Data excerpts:
________________

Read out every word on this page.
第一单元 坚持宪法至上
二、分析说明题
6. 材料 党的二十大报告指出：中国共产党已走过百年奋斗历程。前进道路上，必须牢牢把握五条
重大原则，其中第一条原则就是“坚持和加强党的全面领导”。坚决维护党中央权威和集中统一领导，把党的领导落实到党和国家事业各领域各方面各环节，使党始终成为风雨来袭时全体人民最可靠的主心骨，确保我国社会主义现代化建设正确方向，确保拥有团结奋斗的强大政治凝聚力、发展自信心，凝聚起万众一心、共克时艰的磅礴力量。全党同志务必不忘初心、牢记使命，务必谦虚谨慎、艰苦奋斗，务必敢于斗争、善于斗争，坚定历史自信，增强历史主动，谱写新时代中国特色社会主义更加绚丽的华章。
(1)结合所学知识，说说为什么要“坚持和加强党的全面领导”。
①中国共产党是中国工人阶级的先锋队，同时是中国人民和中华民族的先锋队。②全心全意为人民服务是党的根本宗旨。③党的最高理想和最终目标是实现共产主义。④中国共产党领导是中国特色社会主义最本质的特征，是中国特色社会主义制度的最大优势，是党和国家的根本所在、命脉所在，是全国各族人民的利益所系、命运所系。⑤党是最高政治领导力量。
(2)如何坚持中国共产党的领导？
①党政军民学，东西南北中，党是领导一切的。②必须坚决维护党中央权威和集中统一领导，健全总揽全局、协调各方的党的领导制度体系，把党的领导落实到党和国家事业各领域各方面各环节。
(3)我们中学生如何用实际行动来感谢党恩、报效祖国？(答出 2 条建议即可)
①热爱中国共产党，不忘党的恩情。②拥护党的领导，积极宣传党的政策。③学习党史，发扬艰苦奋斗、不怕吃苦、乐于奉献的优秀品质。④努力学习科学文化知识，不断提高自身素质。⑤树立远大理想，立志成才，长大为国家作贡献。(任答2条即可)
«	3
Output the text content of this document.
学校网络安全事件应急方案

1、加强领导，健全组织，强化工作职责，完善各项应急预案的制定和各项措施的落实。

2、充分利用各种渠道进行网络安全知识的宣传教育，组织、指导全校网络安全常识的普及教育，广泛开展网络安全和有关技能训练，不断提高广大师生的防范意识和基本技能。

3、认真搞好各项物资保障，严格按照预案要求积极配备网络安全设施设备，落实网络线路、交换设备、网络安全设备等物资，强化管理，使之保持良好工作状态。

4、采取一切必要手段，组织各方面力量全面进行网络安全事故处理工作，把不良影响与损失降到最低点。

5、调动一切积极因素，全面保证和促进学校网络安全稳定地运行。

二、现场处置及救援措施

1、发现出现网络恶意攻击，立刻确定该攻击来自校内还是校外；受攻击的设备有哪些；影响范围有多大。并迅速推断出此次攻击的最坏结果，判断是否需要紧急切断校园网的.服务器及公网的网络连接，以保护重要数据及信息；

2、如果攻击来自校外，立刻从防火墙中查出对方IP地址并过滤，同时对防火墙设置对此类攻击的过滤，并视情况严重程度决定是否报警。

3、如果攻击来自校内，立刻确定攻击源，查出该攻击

________________

__Stated exercise__:
Reproduce all the records precisely.

__Response__:
Read out every word on this page.
第一单元 坚持宪法至上
二、分析说明题
6. 材料 党的二十大报告指出：中国共产党已走过百年奋斗历程。前进道路上，必须牢牢把握五条
重大原则，其中第一条原则就是“坚持和加强党的全面领导”。坚决维护党中央权威和集中统一领导，把党的领导落实到党和国家事业各领域各方面各环节，使党始终成为风雨来袭时全体人民最可靠的主心骨，确保我国社会主义现代化建设正确方向，确保拥有团结奋斗的强大政治凝聚力、发展自信心，凝聚起万众一心、共克时艰的磅礴力量。全党同志务必不忘初心、牢记使命，务必谦虚谨慎、艰苦奋斗，务必敢于斗争、善于斗争，坚定历史自信，增强历史主动，谱写新时代中国特色社会主义更加绚丽的华章。
(1)结合所学知识，说说为什么要“坚持和加强党的全面领导”。
①中国共产党是中国工人阶级的先锋队，同时是中国人民和中华民族的先锋队。②全心全意为人民服务是党的根本宗旨。③党的最高理想和最终目标是实现共产主义。④中国共产党领导是中国特色社会主义最本质的特征，是中国特色社会主义制度的最大优势，是党和国家的根本所在、命脉所在，是全国各族人民的利益所系、命运所系。⑤党是最高政治领导力量。
(2)如何坚持中国共产党的领导？
①党政军民学，东西南北中，党是领导一切的。②必须坚决维护党中央权威和集中统一领导，健全总揽全局、协调各方的党的领导制度体系，把党的领导落实到党和国家事业各领域各方面各环节。
(3)我们中学生如何用实际行动来感谢党恩、报效祖国？(答出 2 条建议即可)
①热爱中国共产党，不忘党的恩情。②拥护党的领导，积极宣传党的政策。③学习党史，发扬艰苦奋斗、不怕吃苦、乐于奉献的优秀品质。④努力学习科学文化知识，不断提高自身素质。⑤树立远大理想，立志成才，长大为国家作贡献。(任答2条即可)
«	3
Output the text content of this document.
学校网络安全事件应急方案

1、加强领导，健全组织，强化工作职责，完善各项应急预案的制定和各项措施的落实。

2、充分利用各种渠道进行网络安全知识的宣传教育，组织、指导全校网络安全常识的普及教育，广泛开展网络安全和有关技能训练，不断提高广大师生的防范意识和基本技能。

3、认真搞好各项物资保障，严格按照预案要求积极配备网络安全设施设备，落实网络线路、交换设备、网络安全设备等物资，强化管理，使之保持良好工作状态。

4、采取一切必要手段，组织各方面力量全面进行网络安全事故处理工作，把不良影响与损失降到最低点。

5、调动一切积极因素，全面保证和促进学校网络安全稳定地运行。

二、现场处置及救援措施

1、发现出现网络恶意攻击，立刻确定该攻击来自校内还是校外；受攻击的设备有哪些；影响范围有多大。并迅速推断出此次攻击的最坏结果，判断是否需要紧急切断校园网的.服务器及公网的网络连接，以保护重要数据及信息；

2、如果攻击来自校外，立刻从防火墙中查出对方IP地址并过滤，同时对防火墙设置对此类攻击的过滤，并视情况严重程度决定是否报警。

3、如果攻击来自校内，立刻确定攻击源，查出该攻击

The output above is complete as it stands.